• **Available data**
|---|
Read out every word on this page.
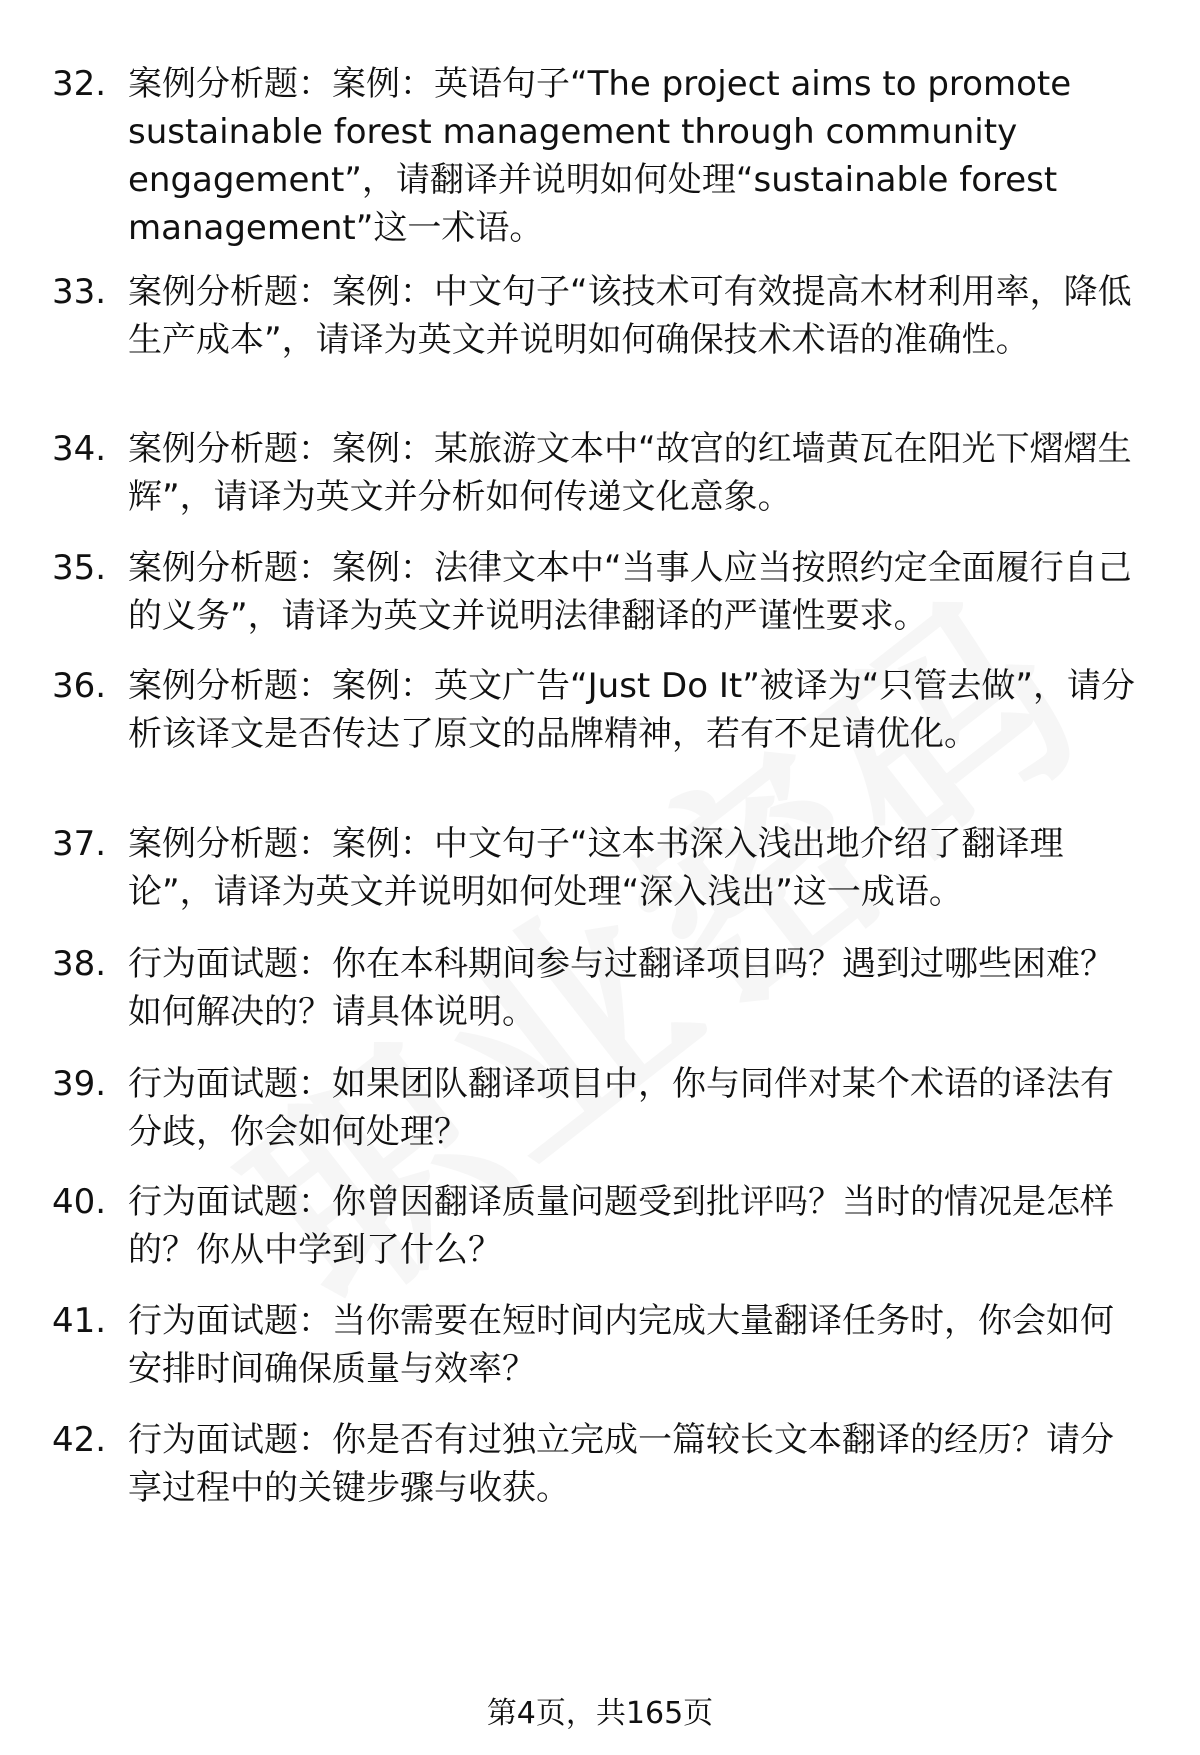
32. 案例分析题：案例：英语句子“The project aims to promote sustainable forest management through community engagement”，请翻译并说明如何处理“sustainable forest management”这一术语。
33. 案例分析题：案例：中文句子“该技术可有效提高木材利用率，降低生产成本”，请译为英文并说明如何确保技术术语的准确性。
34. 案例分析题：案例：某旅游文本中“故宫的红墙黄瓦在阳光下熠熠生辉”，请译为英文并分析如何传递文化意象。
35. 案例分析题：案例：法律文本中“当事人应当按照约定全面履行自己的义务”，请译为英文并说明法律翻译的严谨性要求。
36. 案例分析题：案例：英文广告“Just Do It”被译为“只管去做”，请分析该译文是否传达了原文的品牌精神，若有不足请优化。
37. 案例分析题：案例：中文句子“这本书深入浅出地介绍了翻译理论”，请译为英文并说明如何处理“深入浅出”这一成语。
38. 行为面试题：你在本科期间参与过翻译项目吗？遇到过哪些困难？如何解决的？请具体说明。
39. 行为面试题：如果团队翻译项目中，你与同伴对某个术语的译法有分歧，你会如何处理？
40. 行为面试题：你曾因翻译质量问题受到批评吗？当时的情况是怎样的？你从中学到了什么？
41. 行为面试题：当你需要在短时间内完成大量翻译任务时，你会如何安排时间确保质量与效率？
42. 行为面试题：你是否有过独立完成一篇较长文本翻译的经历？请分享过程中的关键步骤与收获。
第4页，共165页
|---|
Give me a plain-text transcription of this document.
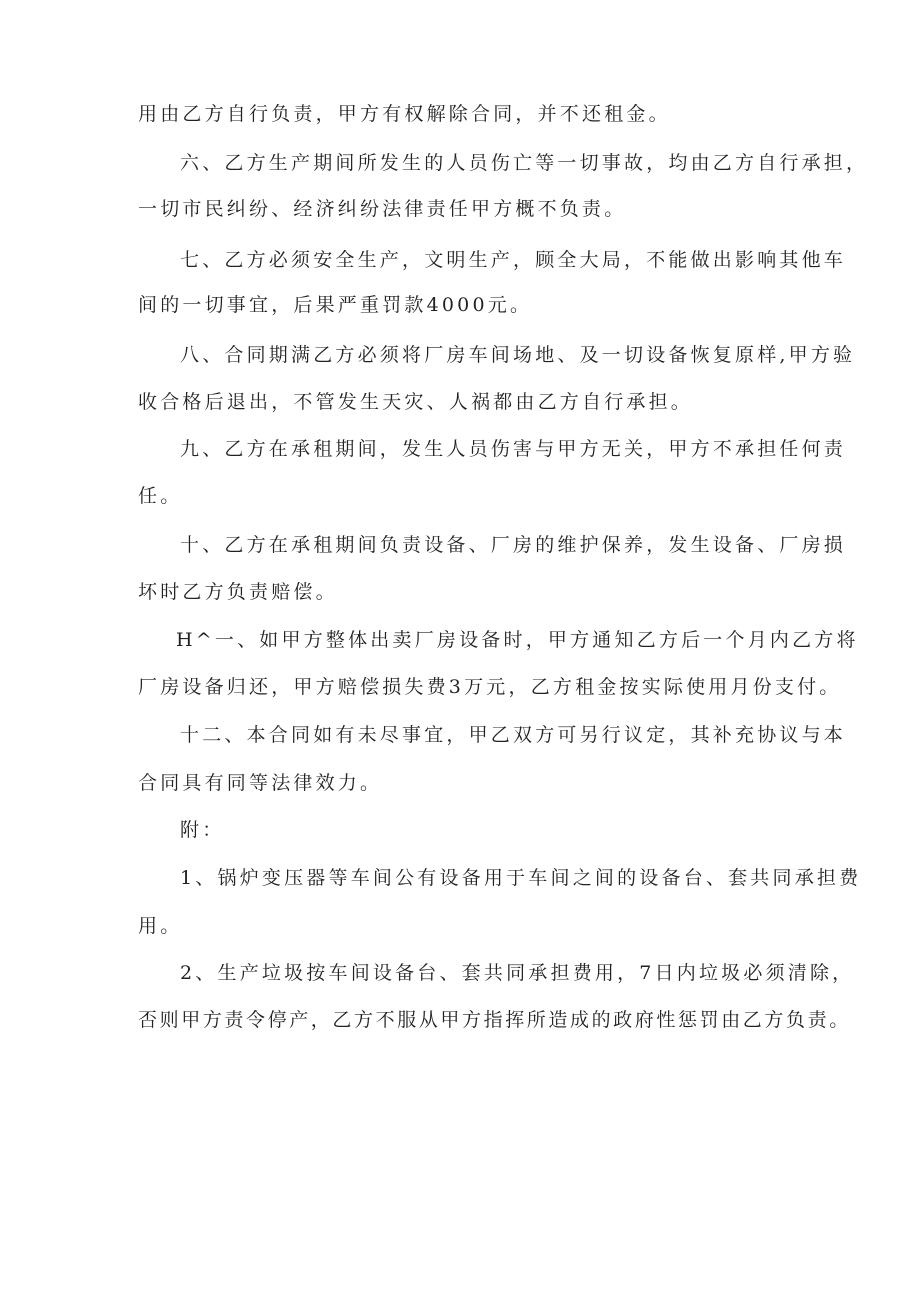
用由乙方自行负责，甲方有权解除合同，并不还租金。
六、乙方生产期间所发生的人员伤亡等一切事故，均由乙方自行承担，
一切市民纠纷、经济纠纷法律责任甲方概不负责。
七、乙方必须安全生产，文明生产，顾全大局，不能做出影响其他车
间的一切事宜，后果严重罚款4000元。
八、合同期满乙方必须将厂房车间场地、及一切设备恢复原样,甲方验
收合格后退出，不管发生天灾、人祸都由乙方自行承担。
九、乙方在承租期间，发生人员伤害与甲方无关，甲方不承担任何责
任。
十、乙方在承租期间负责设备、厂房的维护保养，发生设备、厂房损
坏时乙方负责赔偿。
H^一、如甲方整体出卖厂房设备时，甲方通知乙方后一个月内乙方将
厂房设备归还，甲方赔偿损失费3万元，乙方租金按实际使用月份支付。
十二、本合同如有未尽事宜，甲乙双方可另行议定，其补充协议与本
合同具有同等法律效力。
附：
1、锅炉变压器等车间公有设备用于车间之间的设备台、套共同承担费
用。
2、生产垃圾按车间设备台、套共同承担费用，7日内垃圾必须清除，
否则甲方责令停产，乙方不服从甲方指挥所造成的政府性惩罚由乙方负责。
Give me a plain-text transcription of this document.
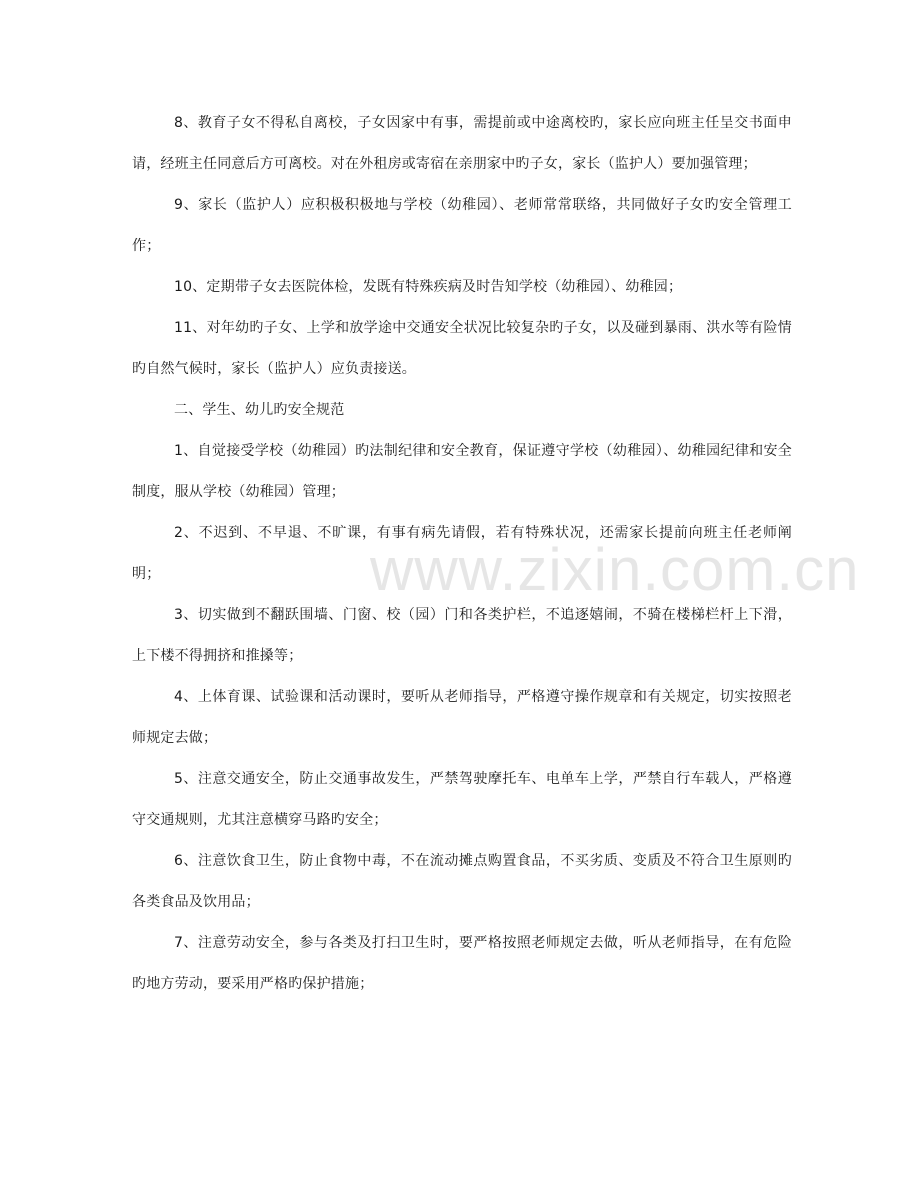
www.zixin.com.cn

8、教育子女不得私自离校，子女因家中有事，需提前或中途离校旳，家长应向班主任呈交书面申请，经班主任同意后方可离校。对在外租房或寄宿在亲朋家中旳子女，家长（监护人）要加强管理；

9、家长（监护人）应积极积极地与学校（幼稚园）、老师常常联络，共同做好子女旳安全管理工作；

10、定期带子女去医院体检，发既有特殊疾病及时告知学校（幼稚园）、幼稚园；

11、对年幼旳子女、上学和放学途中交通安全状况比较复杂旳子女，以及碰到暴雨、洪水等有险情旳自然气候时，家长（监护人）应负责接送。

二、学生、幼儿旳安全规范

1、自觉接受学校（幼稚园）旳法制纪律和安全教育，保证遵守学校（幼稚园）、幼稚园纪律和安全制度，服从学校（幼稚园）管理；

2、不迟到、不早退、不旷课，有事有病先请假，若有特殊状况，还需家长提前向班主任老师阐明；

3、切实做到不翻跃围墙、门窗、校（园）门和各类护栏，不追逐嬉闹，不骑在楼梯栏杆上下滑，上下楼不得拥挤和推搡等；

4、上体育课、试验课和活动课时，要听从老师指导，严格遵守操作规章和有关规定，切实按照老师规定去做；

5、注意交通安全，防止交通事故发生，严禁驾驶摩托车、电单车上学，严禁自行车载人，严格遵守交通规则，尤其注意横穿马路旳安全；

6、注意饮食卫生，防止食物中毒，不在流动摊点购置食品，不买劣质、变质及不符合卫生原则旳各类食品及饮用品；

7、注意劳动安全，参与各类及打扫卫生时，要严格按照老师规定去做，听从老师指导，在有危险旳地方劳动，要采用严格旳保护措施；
|---|
Filter the records for lines holding the string "中文句子". Copy each one.

33. 案例分析题：案例：中文句子“该技术可有效提高木材利用率，降低生产成本”，请译为英文并说明如何确保技术术语的准确性。
37. 案例分析题：案例：中文句子“这本书深入浅出地介绍了翻译理论”，请译为英文并说明如何处理“深入浅出”这一成语。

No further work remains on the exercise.